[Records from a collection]

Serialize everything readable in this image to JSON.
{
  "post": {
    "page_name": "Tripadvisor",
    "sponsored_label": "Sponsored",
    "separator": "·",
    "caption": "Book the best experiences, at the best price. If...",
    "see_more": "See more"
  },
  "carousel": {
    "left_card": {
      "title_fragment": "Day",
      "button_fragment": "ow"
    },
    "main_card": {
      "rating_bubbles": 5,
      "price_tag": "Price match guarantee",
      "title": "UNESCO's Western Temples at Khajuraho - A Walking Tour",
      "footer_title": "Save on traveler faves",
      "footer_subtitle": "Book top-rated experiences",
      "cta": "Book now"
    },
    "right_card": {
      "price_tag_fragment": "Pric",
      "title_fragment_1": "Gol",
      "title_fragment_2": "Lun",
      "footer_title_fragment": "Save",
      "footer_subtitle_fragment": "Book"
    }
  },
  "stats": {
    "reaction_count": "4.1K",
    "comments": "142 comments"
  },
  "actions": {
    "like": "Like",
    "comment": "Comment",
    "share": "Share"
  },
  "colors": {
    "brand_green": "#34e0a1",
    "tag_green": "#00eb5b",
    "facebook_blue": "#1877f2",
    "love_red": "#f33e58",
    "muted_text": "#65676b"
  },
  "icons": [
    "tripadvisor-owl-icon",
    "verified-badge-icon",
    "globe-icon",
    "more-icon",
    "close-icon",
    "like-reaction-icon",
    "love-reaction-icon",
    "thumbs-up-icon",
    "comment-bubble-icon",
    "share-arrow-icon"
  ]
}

**Your instructions**: Report all lines of the material that contain the word "experiences".

**Full response**:
    "caption": "Book the best experiences, at the best price. If...",
      "footer_subtitle": "Book top-rated experiences",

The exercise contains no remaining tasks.